_What this task involves:_ Rewrite the data below, putting "sample-point" wherever "probe-point" appears and leaving every other part of each line unchanged.

_Task input:_
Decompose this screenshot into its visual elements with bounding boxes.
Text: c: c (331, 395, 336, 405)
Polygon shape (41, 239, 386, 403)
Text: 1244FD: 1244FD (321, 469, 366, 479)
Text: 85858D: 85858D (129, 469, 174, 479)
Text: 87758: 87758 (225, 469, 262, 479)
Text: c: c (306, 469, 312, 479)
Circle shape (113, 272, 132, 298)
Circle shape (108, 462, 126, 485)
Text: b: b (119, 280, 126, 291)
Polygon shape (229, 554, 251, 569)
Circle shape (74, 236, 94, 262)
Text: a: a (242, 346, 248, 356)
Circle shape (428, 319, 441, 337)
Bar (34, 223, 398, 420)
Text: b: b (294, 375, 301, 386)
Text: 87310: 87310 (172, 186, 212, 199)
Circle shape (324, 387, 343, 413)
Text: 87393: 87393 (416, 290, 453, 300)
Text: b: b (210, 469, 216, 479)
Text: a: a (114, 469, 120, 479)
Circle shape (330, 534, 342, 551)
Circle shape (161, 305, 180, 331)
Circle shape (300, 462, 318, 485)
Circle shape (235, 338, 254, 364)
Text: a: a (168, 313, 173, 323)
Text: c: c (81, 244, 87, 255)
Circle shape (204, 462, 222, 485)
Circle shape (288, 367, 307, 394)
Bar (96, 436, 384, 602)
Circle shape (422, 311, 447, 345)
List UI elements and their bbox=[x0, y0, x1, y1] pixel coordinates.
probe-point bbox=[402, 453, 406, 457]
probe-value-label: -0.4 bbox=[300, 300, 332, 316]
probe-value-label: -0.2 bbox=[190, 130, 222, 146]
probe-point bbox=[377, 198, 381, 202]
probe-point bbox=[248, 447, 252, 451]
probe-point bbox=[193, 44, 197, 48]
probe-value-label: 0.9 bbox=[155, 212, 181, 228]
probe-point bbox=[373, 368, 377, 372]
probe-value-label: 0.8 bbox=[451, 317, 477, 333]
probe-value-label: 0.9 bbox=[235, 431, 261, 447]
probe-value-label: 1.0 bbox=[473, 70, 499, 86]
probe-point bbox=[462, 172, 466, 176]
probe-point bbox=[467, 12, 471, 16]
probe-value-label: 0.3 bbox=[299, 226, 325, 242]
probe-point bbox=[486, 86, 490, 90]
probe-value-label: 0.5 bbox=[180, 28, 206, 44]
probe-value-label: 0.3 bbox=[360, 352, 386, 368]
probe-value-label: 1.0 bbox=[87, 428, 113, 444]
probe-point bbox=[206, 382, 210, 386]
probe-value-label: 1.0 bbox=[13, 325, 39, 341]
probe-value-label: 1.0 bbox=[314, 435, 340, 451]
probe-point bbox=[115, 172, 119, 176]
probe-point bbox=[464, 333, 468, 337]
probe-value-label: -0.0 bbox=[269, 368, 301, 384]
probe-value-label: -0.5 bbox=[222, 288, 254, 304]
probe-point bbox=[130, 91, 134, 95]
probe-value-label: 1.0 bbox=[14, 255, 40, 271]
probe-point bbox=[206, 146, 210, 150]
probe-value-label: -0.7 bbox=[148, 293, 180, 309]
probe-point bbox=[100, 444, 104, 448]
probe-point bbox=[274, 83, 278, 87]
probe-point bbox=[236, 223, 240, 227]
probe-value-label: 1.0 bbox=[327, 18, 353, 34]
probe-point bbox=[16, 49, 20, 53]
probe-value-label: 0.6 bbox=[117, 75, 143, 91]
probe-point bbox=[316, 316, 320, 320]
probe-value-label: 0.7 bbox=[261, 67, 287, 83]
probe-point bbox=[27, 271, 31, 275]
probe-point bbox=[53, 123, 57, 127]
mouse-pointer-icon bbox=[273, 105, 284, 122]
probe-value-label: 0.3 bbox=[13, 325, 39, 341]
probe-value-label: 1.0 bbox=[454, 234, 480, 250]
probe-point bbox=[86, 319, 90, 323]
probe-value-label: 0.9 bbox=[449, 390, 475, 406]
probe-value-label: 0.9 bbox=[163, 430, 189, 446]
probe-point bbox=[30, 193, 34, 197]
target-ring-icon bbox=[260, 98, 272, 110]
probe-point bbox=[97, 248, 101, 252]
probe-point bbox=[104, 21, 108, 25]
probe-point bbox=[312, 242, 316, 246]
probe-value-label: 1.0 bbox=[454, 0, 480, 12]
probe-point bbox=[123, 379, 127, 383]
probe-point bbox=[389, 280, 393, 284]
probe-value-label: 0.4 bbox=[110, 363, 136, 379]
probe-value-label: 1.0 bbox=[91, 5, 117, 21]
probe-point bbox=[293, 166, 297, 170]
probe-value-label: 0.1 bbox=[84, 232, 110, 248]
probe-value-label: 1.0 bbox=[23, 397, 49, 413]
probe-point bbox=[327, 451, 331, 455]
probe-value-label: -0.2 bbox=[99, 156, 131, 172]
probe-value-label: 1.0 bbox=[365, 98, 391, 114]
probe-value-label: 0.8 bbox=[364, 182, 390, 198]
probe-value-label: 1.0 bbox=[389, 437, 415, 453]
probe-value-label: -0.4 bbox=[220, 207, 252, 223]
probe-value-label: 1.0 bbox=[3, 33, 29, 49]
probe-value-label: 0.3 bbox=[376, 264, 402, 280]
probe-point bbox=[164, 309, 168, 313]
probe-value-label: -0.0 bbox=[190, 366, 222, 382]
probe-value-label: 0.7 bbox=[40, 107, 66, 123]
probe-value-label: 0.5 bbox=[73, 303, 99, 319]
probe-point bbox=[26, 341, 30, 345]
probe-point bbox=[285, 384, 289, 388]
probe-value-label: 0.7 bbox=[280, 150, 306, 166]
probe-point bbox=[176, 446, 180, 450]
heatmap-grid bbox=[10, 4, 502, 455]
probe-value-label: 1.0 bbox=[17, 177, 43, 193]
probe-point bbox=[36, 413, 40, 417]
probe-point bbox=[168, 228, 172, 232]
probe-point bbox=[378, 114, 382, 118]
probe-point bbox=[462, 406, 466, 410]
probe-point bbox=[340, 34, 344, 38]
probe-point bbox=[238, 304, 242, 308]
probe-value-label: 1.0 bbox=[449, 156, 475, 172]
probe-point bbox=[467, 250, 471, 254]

_Correct response:_
Decompose this screenshot into its visual elements with bounding boxes.
Text: c: c (331, 395, 336, 405)
Polygon shape (41, 239, 386, 403)
Text: 1244FD: 1244FD (321, 469, 366, 479)
Text: 85858D: 85858D (129, 469, 174, 479)
Text: 87758: 87758 (225, 469, 262, 479)
Text: c: c (306, 469, 312, 479)
Circle shape (113, 272, 132, 298)
Circle shape (108, 462, 126, 485)
Text: b: b (119, 280, 126, 291)
Polygon shape (229, 554, 251, 569)
Circle shape (74, 236, 94, 262)
Text: a: a (242, 346, 248, 356)
Circle shape (428, 319, 441, 337)
Bar (34, 223, 398, 420)
Text: b: b (294, 375, 301, 386)
Text: 87310: 87310 (172, 186, 212, 199)
Circle shape (324, 387, 343, 413)
Text: 87393: 87393 (416, 290, 453, 300)
Text: b: b (210, 469, 216, 479)
Text: a: a (114, 469, 120, 479)
Circle shape (330, 534, 342, 551)
Circle shape (161, 305, 180, 331)
Circle shape (300, 462, 318, 485)
Circle shape (235, 338, 254, 364)
Text: a: a (168, 313, 173, 323)
Text: c: c (81, 244, 87, 255)
Circle shape (204, 462, 222, 485)
Circle shape (288, 367, 307, 394)
Bar (96, 436, 384, 602)
Circle shape (422, 311, 447, 345)
List UI elements and their bbox=[x0, y0, x1, y1] pixel coordinates.
sample-point bbox=[402, 453, 406, 457]
probe-value-label: -0.4 bbox=[300, 300, 332, 316]
probe-value-label: -0.2 bbox=[190, 130, 222, 146]
sample-point bbox=[377, 198, 381, 202]
sample-point bbox=[248, 447, 252, 451]
sample-point bbox=[193, 44, 197, 48]
probe-value-label: 0.9 bbox=[155, 212, 181, 228]
sample-point bbox=[373, 368, 377, 372]
probe-value-label: 0.8 bbox=[451, 317, 477, 333]
probe-value-label: 0.9 bbox=[235, 431, 261, 447]
probe-value-label: 1.0 bbox=[473, 70, 499, 86]
sample-point bbox=[462, 172, 466, 176]
sample-point bbox=[467, 12, 471, 16]
probe-value-label: 0.3 bbox=[299, 226, 325, 242]
sample-point bbox=[486, 86, 490, 90]
probe-value-label: 0.5 bbox=[180, 28, 206, 44]
probe-value-label: 0.3 bbox=[360, 352, 386, 368]
probe-value-label: 1.0 bbox=[87, 428, 113, 444]
sample-point bbox=[206, 382, 210, 386]
probe-value-label: 1.0 bbox=[13, 325, 39, 341]
probe-value-label: 1.0 bbox=[314, 435, 340, 451]
sample-point bbox=[115, 172, 119, 176]
sample-point bbox=[464, 333, 468, 337]
probe-value-label: -0.0 bbox=[269, 368, 301, 384]
probe-value-label: -0.5 bbox=[222, 288, 254, 304]
sample-point bbox=[130, 91, 134, 95]
probe-value-label: 1.0 bbox=[14, 255, 40, 271]
sample-point bbox=[206, 146, 210, 150]
probe-value-label: -0.7 bbox=[148, 293, 180, 309]
sample-point bbox=[100, 444, 104, 448]
sample-point bbox=[274, 83, 278, 87]
sample-point bbox=[236, 223, 240, 227]
probe-value-label: 1.0 bbox=[327, 18, 353, 34]
sample-point bbox=[16, 49, 20, 53]
probe-value-label: 0.6 bbox=[117, 75, 143, 91]
sample-point bbox=[316, 316, 320, 320]
probe-value-label: 0.7 bbox=[261, 67, 287, 83]
sample-point bbox=[27, 271, 31, 275]
sample-point bbox=[53, 123, 57, 127]
mouse-pointer-icon bbox=[273, 105, 284, 122]
probe-value-label: 0.3 bbox=[13, 325, 39, 341]
probe-value-label: 1.0 bbox=[454, 234, 480, 250]
sample-point bbox=[86, 319, 90, 323]
probe-value-label: 0.9 bbox=[449, 390, 475, 406]
probe-value-label: 0.9 bbox=[163, 430, 189, 446]
sample-point bbox=[30, 193, 34, 197]
target-ring-icon bbox=[260, 98, 272, 110]
sample-point bbox=[97, 248, 101, 252]
sample-point bbox=[104, 21, 108, 25]
sample-point bbox=[312, 242, 316, 246]
probe-value-label: 1.0 bbox=[454, 0, 480, 12]
sample-point bbox=[123, 379, 127, 383]
sample-point bbox=[389, 280, 393, 284]
probe-value-label: 0.4 bbox=[110, 363, 136, 379]
probe-value-label: 1.0 bbox=[91, 5, 117, 21]
sample-point bbox=[293, 166, 297, 170]
probe-value-label: 0.1 bbox=[84, 232, 110, 248]
probe-value-label: 1.0 bbox=[23, 397, 49, 413]
sample-point bbox=[327, 451, 331, 455]
probe-value-label: -0.2 bbox=[99, 156, 131, 172]
probe-value-label: 1.0 bbox=[365, 98, 391, 114]
probe-value-label: 0.8 bbox=[364, 182, 390, 198]
probe-value-label: 1.0 bbox=[389, 437, 415, 453]
probe-value-label: -0.4 bbox=[220, 207, 252, 223]
probe-value-label: 1.0 bbox=[3, 33, 29, 49]
probe-value-label: 0.3 bbox=[376, 264, 402, 280]
sample-point bbox=[164, 309, 168, 313]
probe-value-label: -0.0 bbox=[190, 366, 222, 382]
probe-value-label: 0.7 bbox=[40, 107, 66, 123]
probe-value-label: 0.5 bbox=[73, 303, 99, 319]
sample-point bbox=[26, 341, 30, 345]
sample-point bbox=[285, 384, 289, 388]
probe-value-label: 0.7 bbox=[280, 150, 306, 166]
sample-point bbox=[176, 446, 180, 450]
heatmap-grid bbox=[10, 4, 502, 455]
probe-value-label: 1.0 bbox=[17, 177, 43, 193]
sample-point bbox=[36, 413, 40, 417]
sample-point bbox=[168, 228, 172, 232]
sample-point bbox=[378, 114, 382, 118]
sample-point bbox=[462, 406, 466, 410]
sample-point bbox=[340, 34, 344, 38]
sample-point bbox=[238, 304, 242, 308]
probe-value-label: 1.0 bbox=[449, 156, 475, 172]
sample-point bbox=[467, 250, 471, 254]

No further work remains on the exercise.